■ Task description
When a line below holds the string "IEEE", show that line.
■ ■ ■ ■ ■
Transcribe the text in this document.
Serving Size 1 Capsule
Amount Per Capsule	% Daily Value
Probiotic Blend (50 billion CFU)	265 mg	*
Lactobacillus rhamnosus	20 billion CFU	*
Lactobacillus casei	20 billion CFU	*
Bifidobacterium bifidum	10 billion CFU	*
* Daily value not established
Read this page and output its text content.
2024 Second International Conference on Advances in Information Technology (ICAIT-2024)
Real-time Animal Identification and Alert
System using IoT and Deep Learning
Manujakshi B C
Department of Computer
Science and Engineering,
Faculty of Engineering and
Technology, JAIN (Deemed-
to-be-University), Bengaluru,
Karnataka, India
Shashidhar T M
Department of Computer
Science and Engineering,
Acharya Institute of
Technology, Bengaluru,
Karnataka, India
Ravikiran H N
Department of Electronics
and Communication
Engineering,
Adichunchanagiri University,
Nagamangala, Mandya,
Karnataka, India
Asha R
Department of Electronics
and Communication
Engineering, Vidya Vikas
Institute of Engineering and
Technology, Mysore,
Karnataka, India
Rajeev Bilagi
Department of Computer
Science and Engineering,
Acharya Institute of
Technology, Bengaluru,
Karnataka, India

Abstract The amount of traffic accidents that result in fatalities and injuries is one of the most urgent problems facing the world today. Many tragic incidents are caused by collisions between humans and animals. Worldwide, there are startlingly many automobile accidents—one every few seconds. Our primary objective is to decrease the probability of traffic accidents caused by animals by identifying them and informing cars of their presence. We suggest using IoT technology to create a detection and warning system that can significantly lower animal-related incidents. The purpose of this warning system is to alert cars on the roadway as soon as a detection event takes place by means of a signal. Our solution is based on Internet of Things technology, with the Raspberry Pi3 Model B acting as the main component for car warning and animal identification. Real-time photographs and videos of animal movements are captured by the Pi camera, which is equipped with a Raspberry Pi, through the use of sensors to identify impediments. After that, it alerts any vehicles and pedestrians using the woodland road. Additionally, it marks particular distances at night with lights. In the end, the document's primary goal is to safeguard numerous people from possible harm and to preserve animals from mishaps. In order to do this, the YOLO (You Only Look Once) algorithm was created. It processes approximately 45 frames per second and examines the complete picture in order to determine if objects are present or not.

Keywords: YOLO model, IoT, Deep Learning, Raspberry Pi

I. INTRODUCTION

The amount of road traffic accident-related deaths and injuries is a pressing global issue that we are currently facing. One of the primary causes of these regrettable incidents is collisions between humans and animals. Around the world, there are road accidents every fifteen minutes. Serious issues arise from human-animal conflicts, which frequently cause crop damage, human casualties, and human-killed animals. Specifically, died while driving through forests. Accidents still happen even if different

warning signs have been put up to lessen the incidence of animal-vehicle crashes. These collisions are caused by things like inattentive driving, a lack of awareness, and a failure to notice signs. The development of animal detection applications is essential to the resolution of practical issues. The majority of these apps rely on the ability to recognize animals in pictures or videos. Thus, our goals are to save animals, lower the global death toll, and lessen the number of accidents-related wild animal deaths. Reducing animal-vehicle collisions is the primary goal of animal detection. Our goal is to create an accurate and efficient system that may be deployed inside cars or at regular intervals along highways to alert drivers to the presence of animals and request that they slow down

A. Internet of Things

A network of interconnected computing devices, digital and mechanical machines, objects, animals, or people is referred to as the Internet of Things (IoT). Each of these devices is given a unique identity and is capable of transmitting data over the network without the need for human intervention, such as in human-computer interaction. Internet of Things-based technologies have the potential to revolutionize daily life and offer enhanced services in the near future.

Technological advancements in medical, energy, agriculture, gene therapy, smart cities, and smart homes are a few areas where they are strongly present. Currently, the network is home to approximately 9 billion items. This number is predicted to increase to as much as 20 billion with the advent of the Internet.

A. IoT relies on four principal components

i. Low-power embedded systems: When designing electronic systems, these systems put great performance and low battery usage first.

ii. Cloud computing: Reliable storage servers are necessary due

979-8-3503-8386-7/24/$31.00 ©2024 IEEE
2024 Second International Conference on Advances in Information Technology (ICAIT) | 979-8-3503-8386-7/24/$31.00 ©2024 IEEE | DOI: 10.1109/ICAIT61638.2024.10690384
■ ■ ■ ■ ■
■ Solution for this task
979-8-3503-8386-7/24/$31.00 ©2024 IEEE
2024 Second International Conference on Advances in Information Technology (ICAIT) | 979-8-3503-8386-7/24/$31.00 ©2024 IEEE | DOI: 10.1109/ICAIT61638.2024.10690384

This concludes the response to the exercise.